• Direction
Print the passage about the CFTC's enforcement sprint in full, word for word.

• Passage given
☆ ☆ ☆ ☆ ☆ ☆ ☆

The Commodity Futures Trading Commission (CFTC) announced a series of enforcement actions this week that once again highlight the persistent risks financial firms face when it comes to complying with recordkeeping and supervision obligations. On September 4, Acting Chairman Caroline Pham revealed the results of an “enforcement sprint initiative” that resolved compliance-related cases against multiple firms, resulting in more than $8.3 million in penalties.

Why off-channel communications still matter for compliance

Off-channel communications — employee use of unapproved or unmonitored platforms like personal texting or messaging apps — have been at the center of regulatory penalties for several years. Even as regulators shift their stated enforcement priorities, the obligation to capture and supervise business communications has not changed. These violations are no longer fringe compliance issues — they can be at the core of broader enforcement actions, compounding penalties and reputational damage.

The CFTC enforcement sprint explained: What compliance teams need to know

The sprint was designed to clear a backlog of operational and technical noncompliance matters, some dating back nearly a decade. Participating firms submitted remediation plans and settlement offers under the CFTC’s self-reporting and cooperation framework.

Acting Chairman Pham emphasized that the initiative allows the Division of Enforcement to redirect resources toward its highest priorities — combating fraud, manipulation, and abuse in US markets.

☆ ☆ ☆ ☆ ☆ ☆ ☆

• Listing
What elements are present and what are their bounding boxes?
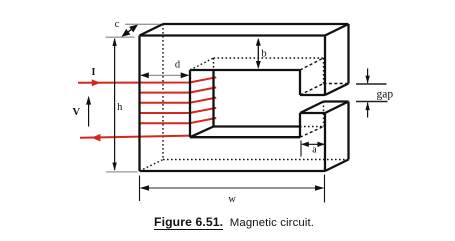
w extension line right	[324, 175, 326, 203]
core hidden back-bottom edge	[163, 159, 349, 161]
voltage arrow V	[86, 96, 91, 127]
window back left edge hidden part	[213, 58, 215, 70]
svg-text:h: h	[117, 102, 123, 113]
label a	[312, 145, 317, 156]
depth edge gap lower-right	[325, 102, 349, 114]
label I	[92, 67, 96, 78]
svg-text:d: d	[175, 59, 181, 70]
gap lower arrow	[365, 102, 369, 117]
label c	[115, 19, 120, 30]
window hidden top-left depth edge	[190, 58, 214, 70]
label w	[228, 194, 236, 205]
window hidden bottom-right depth edge	[300, 127, 324, 138]
gap hidden upper back edge	[324, 83, 349, 85]
window hidden back-top edge	[214, 57, 324, 59]
gap hidden upper-left depth edge	[300, 84, 324, 96]
gap upper tick	[356, 83, 387, 85]
coil turn 4 wire	[140, 108, 217, 113]
dimension a arrow	[301, 142, 325, 147]
svg-text:gap: gap	[377, 89, 394, 101]
dimension d arrow	[140, 72, 189, 78]
core back right edge lower	[347, 102, 349, 160]
core window front outline	[190, 70, 300, 137]
core back top edge	[163, 23, 349, 25]
core back right edge upper	[347, 24, 349, 84]
dimension b arrow	[256, 38, 261, 69]
window back left edge	[212, 70, 214, 127]
dimension h arrow	[112, 38, 116, 171]
svg-text:V: V	[73, 107, 81, 118]
depth edge gap lower-left	[300, 102, 324, 114]
depth edge bottom-right corner	[325, 160, 349, 172]
svg-text:b: b	[261, 48, 266, 59]
window hidden back-bottom edge behind right limb	[300, 126, 324, 128]
label d	[175, 59, 181, 70]
coil turn 5 wire	[140, 118, 217, 123]
label V	[73, 107, 81, 118]
depth edge top-left corner	[140, 24, 164, 36]
gray extension tick h-bottom	[106, 171, 138, 173]
window hidden top-right depth edge	[300, 58, 324, 70]
depth edge gap upper-right	[325, 84, 349, 96]
w extension line left	[139, 176, 141, 202]
window back bottom edge	[214, 125, 301, 127]
core hidden back-left edge	[162, 24, 164, 160]
gap upper arrow	[365, 69, 369, 84]
core hidden bottom-left depth edge	[140, 160, 164, 172]
coil return wire with arrow	[80, 134, 190, 142]
depth edge top-right corner	[325, 24, 349, 36]
dimension w arrow	[140, 185, 324, 190]
coil turn 3 wire	[140, 98, 217, 103]
caption Figure 6.51	[154, 215, 314, 229]
window hidden back-right upper edge	[323, 58, 325, 84]
label gap	[377, 89, 394, 101]
gap lower tick	[356, 101, 388, 103]
svg-text:a: a	[312, 145, 317, 156]
window hidden back-right lower edge	[323, 102, 325, 127]
gray extension tick c-bottom / h-top	[106, 36, 135, 38]
gap front edges	[300, 95, 325, 113]
gap lower back edge	[324, 100, 349, 102]
dimension c arrow	[122, 25, 139, 37]
coil feed wire with current arrow I	[78, 77, 216, 86]
svg-text:w: w	[228, 194, 236, 205]
gray extension tick c-top	[125, 23, 160, 25]
label b	[261, 48, 266, 59]
label h	[117, 102, 123, 113]
coil turn 2 wire	[140, 87, 217, 92]
svg-text:c: c	[115, 19, 120, 30]
window interior bottom-left depth edge	[190, 127, 214, 138]
dimension a tick	[300, 141, 302, 157]
svg-text:I: I	[92, 67, 96, 78]
core front outer outline	[140, 36, 326, 172]
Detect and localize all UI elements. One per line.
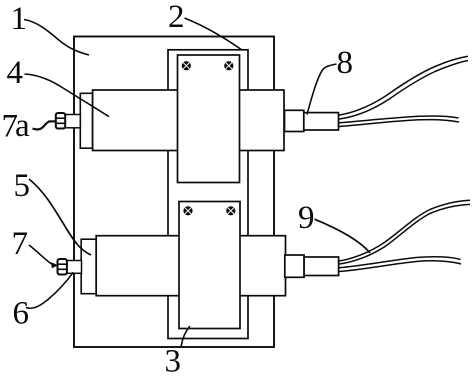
leader 9: [315, 219, 371, 253]
lower cable gland 9: [304, 257, 339, 276]
lower cylinder 5: end cap: [81, 239, 96, 294]
leader 7a: [33, 121, 57, 129]
lower wire 4: [339, 261, 461, 272]
svg-text:6: 6: [13, 296, 30, 332]
upper cable gland 8: [304, 113, 339, 130]
lower connector small block: [285, 255, 304, 277]
base plate 1: [74, 37, 274, 348]
leader 4: [25, 74, 110, 117]
leader 3: [181, 326, 190, 347]
lower inlet pipe 6: [67, 261, 82, 274]
leader 7: [29, 245, 52, 264]
svg-text:2: 2: [168, 0, 185, 35]
upper cylinder 4: end cap: [80, 93, 92, 148]
leader 5: [29, 179, 91, 255]
screw lower-right: [226, 206, 235, 215]
svg-text:7: 7: [12, 226, 29, 262]
screw lower-left: [183, 206, 192, 215]
lower wire 2: [339, 204, 470, 264]
upper wire 3: [339, 116, 459, 123]
leader 2: [185, 18, 243, 50]
svg-text:9: 9: [298, 200, 315, 236]
leader 6: [26, 272, 73, 308]
leader 1: [24, 20, 89, 56]
lower nut 7: [57, 259, 67, 275]
svg-text:8: 8: [337, 45, 354, 81]
svg-text:5: 5: [14, 168, 31, 204]
screw upper-right: [224, 61, 233, 70]
svg-text:3: 3: [165, 344, 182, 380]
lower cylinder 5: body: [96, 236, 285, 296]
mounting frame: [168, 50, 248, 339]
lower bracket 3: [179, 202, 240, 329]
leader 8: [307, 64, 337, 115]
upper wire 2: [339, 61, 469, 120]
upper bracket 2: [178, 55, 240, 183]
svg-text:4: 4: [7, 55, 24, 91]
upper wire 4: [339, 120, 460, 127]
lower wire 1: [339, 200, 470, 261]
arrow 7: [51, 262, 58, 268]
upper cylinder 4: body: [93, 90, 284, 151]
svg-text:a: a: [15, 108, 30, 144]
upper wire 1: [339, 56, 469, 115]
lower wire 3: [339, 257, 461, 268]
upper inlet pipe: [65, 115, 81, 128]
upper nut 7a: [56, 113, 66, 129]
screw upper-left: [182, 61, 191, 70]
upper connector small block: [285, 110, 304, 131]
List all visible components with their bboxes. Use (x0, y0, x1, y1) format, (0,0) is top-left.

☆ ☆ ☆ ☆ ☆ ☆ ☆

• Problem solution
The Commodity Futures Trading Commission (CFTC) announced a series of enforcement actions this week that once again highlight the persistent risks financial firms face when it comes to complying with recordkeeping and supervision obligations. On September 4, Acting Chairman Caroline Pham revealed the results of an “enforcement sprint initiative” that resolved compliance-related cases against multiple firms, resulting in more than $8.3 million in penalties.

Why off-channel communications still matter for compliance

Off-channel communications — employee use of unapproved or unmonitored platforms like personal texting or messaging apps — have been at the center of regulatory penalties for several years. Even as regulators shift their stated enforcement priorities, the obligation to capture and supervise business communications has not changed. These violations are no longer fringe compliance issues — they can be at the core of broader enforcement actions, compounding penalties and reputational damage.

The CFTC enforcement sprint explained: What compliance teams need to know

The sprint was designed to clear a backlog of operational and technical noncompliance matters, some dating back nearly a decade. Participating firms submitted remediation plans and settlement offers under the CFTC’s self-reporting and cooperation framework.

Acting Chairman Pham emphasized that the initiative allows the Division of Enforcement to redirect resources toward its highest priorities — combating fraud, manipulation, and abuse in US markets.